- **Task goal**
Update the items by changing every "bar-top-face" to "bar-upper-face", leaving everything else untouched.

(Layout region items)
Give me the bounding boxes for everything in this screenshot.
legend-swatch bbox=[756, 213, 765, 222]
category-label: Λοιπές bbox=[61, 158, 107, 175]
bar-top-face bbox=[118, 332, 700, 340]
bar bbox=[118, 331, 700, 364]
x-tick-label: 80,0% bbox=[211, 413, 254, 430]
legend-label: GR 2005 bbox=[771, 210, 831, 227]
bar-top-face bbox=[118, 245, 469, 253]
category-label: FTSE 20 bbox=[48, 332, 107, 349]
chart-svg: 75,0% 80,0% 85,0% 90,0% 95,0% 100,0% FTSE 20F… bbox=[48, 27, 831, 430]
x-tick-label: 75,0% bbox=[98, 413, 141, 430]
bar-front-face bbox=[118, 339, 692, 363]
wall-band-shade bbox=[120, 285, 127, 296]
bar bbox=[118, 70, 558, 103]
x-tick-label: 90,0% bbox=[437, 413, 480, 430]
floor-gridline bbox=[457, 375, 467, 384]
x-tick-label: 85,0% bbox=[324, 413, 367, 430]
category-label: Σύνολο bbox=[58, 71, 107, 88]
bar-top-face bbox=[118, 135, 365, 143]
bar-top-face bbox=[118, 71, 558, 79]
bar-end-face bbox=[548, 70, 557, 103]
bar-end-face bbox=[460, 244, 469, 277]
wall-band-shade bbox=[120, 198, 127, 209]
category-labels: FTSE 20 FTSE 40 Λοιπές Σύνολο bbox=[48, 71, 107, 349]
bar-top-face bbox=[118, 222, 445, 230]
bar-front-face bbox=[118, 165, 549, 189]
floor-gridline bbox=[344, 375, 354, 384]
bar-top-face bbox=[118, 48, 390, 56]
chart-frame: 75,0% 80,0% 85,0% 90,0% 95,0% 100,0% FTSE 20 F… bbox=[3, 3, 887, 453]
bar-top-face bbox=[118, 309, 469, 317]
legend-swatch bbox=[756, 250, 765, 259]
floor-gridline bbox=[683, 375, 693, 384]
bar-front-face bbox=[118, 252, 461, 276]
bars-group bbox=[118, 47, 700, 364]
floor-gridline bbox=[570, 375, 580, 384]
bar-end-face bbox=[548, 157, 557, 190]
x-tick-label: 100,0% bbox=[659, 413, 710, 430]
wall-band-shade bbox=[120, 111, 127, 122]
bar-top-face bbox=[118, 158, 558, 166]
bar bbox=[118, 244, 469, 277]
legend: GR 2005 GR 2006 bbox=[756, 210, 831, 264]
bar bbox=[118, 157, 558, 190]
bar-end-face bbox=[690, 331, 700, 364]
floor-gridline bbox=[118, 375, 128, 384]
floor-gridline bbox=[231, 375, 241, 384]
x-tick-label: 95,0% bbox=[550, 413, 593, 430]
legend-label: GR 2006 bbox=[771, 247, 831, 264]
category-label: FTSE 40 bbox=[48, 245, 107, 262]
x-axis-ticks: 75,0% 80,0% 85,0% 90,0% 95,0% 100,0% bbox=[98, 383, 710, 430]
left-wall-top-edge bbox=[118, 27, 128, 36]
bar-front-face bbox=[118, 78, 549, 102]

- **Problem solution**
Give me the bounding boxes for everything in this screenshot.
legend-swatch bbox=[756, 213, 765, 222]
category-label: Λοιπές bbox=[61, 158, 107, 175]
bar-upper-face bbox=[118, 332, 700, 340]
bar bbox=[118, 331, 700, 364]
x-tick-label: 80,0% bbox=[211, 413, 254, 430]
legend-label: GR 2005 bbox=[771, 210, 831, 227]
bar-upper-face bbox=[118, 245, 469, 253]
category-label: FTSE 20 bbox=[48, 332, 107, 349]
chart-svg: 75,0% 80,0% 85,0% 90,0% 95,0% 100,0% FTSE 20F… bbox=[48, 27, 831, 430]
x-tick-label: 75,0% bbox=[98, 413, 141, 430]
bar-front-face bbox=[118, 339, 692, 363]
wall-band-shade bbox=[120, 285, 127, 296]
bar bbox=[118, 70, 558, 103]
x-tick-label: 90,0% bbox=[437, 413, 480, 430]
floor-gridline bbox=[457, 375, 467, 384]
x-tick-label: 85,0% bbox=[324, 413, 367, 430]
category-label: Σύνολο bbox=[58, 71, 107, 88]
bar-upper-face bbox=[118, 135, 365, 143]
bar-upper-face bbox=[118, 71, 558, 79]
bar-end-face bbox=[548, 70, 557, 103]
bar-end-face bbox=[460, 244, 469, 277]
wall-band-shade bbox=[120, 198, 127, 209]
category-labels: FTSE 20 FTSE 40 Λοιπές Σύνολο bbox=[48, 71, 107, 349]
bar-upper-face bbox=[118, 222, 445, 230]
bar-front-face bbox=[118, 165, 549, 189]
floor-gridline bbox=[344, 375, 354, 384]
bar-upper-face bbox=[118, 48, 390, 56]
chart-frame: 75,0% 80,0% 85,0% 90,0% 95,0% 100,0% FTSE 20 F… bbox=[3, 3, 887, 453]
bar-upper-face bbox=[118, 309, 469, 317]
legend-swatch bbox=[756, 250, 765, 259]
floor-gridline bbox=[683, 375, 693, 384]
bar-front-face bbox=[118, 252, 461, 276]
bars-group bbox=[118, 47, 700, 364]
floor-gridline bbox=[570, 375, 580, 384]
bar-end-face bbox=[548, 157, 557, 190]
x-tick-label: 100,0% bbox=[659, 413, 710, 430]
wall-band-shade bbox=[120, 111, 127, 122]
bar-upper-face bbox=[118, 158, 558, 166]
bar bbox=[118, 244, 469, 277]
legend: GR 2005 GR 2006 bbox=[756, 210, 831, 264]
bar bbox=[118, 157, 558, 190]
bar-end-face bbox=[690, 331, 700, 364]
floor-gridline bbox=[118, 375, 128, 384]
floor-gridline bbox=[231, 375, 241, 384]
x-tick-label: 95,0% bbox=[550, 413, 593, 430]
legend-label: GR 2006 bbox=[771, 247, 831, 264]
category-label: FTSE 40 bbox=[48, 245, 107, 262]
x-axis-ticks: 75,0% 80,0% 85,0% 90,0% 95,0% 100,0% bbox=[98, 383, 710, 430]
left-wall-top-edge bbox=[118, 27, 128, 36]
bar-front-face bbox=[118, 78, 549, 102]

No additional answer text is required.